- 80年代の、三越、高島屋、
あるいは伊勢丹の時代に、
まだまだ小さい西武百貨店が伸びていくために
経営者の堤さんが選んだ戦略が、
「若さと知性を感じさせる」というものでした。 - 若さと知性、ですか。
- これはずっと時代が下ったあとの話ですが、
1999年にユニクロの広告を、
クリエイティブエージェンシーの
「ワイデン&ケネディ」が担当して、
大ヒットさせたことがありましたよね。
直前までのユニクロは、
安さのインパクトで売っていこうということで、
おばちゃんたちがレジの前で
「安い安い!」と叫びながら、
服を脱いだり着たりするCMをしていました。
ですが、そういったアプローチをしていたユニクロに、
「ワイデン&ケネディ」が提案したのは
まったく違う案だったわけです。
「安い商品かもしれないけれど、
ユニクロはもっと、ある種のインテリジェンスや
ファッション性を付加して
売っていったほうがいいと思います」と。
実際にユニクロは、
その路線で大ヒットするわけですけど。 - フリースが大人気になったときですね。
- 当時の西武のやりかたも同じで、
置かれていた立場を思えば、
「安さのインパクト」を売りにした
アプローチをしていた可能性もありました。
でも、おそらくそこを経営者の堤さんが
「それではダメだ」と考えた。
「若くて知性を感じさせる人たちを味方につけて、
他の歴史あるデパートに対抗していこう」
という戦略を選んだのだと思います。
- 80年代当時、糸井さんにコピーの依頼があったとき、
「若くて知性を感じさせる戦略をとりたいんだ」
というコンセプトは、
明快に話としてあったのでしょうか。 - その言葉で語られたわけではなかったです。
けれど、当時の西武百貨店は、
そう考えているとしか思えない人たちを
集めていました。
たとえば、渋谷の西武百貨店の一角で、
前衛的な演劇の人たちや、横尾忠則さんに、
「なにこれ?」と思わせるようなことをしてもらったり。

§ やること A: 引用文では、80年代に西武百貨店の経営者の堤さんが選んだ戦略はどんなものだったとされていますか。
§ やること B: 引用文の最後の文のあとに続く部分を書いてください。

§ データの行:

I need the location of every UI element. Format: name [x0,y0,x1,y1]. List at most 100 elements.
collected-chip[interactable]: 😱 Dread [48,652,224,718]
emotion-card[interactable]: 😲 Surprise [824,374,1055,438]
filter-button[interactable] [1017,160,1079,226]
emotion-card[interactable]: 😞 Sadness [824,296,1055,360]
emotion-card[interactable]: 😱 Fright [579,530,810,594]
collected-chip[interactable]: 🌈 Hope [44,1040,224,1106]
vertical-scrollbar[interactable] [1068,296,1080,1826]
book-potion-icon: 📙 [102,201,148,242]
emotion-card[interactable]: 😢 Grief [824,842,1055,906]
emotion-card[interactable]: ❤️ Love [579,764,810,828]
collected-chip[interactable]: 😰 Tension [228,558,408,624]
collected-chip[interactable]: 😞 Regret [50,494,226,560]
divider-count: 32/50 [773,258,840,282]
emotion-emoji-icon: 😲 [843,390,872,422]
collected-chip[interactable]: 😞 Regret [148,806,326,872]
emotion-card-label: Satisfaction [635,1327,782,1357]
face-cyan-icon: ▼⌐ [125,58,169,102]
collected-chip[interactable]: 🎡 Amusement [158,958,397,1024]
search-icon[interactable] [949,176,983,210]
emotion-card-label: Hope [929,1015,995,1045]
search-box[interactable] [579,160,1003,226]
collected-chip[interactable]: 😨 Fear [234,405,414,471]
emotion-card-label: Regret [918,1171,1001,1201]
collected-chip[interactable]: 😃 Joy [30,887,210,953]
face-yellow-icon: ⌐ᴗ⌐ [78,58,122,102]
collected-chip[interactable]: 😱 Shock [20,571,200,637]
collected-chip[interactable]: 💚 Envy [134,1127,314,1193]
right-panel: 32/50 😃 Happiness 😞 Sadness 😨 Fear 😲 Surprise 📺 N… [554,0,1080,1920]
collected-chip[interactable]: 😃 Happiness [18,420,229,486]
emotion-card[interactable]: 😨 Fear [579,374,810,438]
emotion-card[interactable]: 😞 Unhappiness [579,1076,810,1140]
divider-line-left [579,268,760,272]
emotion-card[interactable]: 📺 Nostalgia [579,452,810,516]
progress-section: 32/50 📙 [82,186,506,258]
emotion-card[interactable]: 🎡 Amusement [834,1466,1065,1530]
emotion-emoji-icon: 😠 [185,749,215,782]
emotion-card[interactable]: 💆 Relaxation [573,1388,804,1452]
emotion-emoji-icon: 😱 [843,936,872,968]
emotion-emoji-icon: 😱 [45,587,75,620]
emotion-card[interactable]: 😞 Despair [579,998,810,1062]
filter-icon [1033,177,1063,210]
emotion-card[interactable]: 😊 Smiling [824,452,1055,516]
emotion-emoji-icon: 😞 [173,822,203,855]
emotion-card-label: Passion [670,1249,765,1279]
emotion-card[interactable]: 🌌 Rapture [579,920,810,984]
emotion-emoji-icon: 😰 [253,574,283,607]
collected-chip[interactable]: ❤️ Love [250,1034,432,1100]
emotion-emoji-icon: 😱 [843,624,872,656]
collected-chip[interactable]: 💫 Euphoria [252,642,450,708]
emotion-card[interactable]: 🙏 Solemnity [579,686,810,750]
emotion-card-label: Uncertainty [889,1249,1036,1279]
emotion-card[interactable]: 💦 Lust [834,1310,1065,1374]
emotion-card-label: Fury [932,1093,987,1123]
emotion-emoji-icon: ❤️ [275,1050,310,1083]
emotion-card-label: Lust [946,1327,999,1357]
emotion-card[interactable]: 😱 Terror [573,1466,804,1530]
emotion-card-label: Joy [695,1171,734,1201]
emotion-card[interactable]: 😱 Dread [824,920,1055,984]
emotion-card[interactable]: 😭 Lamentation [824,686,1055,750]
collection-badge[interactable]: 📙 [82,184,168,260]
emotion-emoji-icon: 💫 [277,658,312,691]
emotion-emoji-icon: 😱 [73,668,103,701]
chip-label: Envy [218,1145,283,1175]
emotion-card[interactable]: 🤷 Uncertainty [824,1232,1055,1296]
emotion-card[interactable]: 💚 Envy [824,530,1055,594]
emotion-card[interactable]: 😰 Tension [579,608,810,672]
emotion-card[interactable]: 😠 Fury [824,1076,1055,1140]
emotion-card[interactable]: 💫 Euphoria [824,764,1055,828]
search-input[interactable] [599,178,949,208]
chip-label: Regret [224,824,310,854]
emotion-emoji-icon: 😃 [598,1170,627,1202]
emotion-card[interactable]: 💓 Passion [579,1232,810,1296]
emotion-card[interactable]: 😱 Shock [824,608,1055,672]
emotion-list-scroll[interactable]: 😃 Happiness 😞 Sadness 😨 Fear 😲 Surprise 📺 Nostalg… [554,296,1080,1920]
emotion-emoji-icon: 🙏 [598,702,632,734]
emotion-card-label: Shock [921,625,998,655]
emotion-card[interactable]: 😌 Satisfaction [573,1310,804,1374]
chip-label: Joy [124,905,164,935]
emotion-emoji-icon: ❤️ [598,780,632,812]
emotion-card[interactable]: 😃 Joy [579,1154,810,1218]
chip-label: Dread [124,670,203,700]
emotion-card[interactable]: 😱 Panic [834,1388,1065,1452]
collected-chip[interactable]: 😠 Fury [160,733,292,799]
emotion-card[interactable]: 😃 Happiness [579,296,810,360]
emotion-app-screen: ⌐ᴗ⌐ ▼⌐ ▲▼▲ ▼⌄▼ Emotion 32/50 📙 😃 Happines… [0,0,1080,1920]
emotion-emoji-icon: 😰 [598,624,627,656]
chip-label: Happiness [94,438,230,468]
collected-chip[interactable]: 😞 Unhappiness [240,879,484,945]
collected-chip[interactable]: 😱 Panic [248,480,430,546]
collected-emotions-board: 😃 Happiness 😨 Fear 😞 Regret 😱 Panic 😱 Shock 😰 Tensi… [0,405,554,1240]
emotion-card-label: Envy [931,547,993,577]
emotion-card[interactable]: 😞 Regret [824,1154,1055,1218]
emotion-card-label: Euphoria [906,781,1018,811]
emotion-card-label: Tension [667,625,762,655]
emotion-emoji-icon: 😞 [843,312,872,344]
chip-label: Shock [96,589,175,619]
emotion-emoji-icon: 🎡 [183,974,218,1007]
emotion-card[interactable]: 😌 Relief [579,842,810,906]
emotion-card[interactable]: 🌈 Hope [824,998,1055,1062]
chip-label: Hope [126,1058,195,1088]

§ 答え A: 「若さと知性を感じさせる」という戦略です。

§ 答え B:
あるいは、パルコを作りましたよね。
パルコって、いまは建物だと思っている人が
多いかもしれないけれど、
はっきり「メディア」として作られたものです。
だから当時は、建築費と同じように、
その「見せ方」に多くの費用をかけていました。
そしてパルコのトップに、
自分のライバルのような存在である
増田通二さんという人を据え、
堤さんと増田さんという個性の違う2人が
バチバチとぶつかりあうことで、
全体の昇華を目指していました。
そんなふうに堤さんの頭には、
「違うものをぶつけあって矛盾を起こさせ、
全体を盛り上げていく」という発想が
ずっとあったような気がします。 - いま、お話を聞かれていて、
クレディセゾンの宣伝部門を統括する
相河(あいかわ)さんとしてはいかがですか? - こういったお話を糸井さんからお聞きできて、
とてもありがたいな、というのが一番の感想です。
そして、セゾン文化をもういちど盛り上げるにあたり、
当時のことを、あらためて
心に留めておかなければと思いました。
その後、いろいろな分社化がすすんで、
「セゾン」という名前を使い続けている会社は
いま、クレディセゾンだけなんです。
- デパートを核に伸びていったセゾングループは、
時代が流れて、途中で不動産業に行くんですよね。
そして別のものになっていった。
ただ堤さんの頭の中にあった
「人を呼び込む何かを作って、賑わいからなにかを生んでいく」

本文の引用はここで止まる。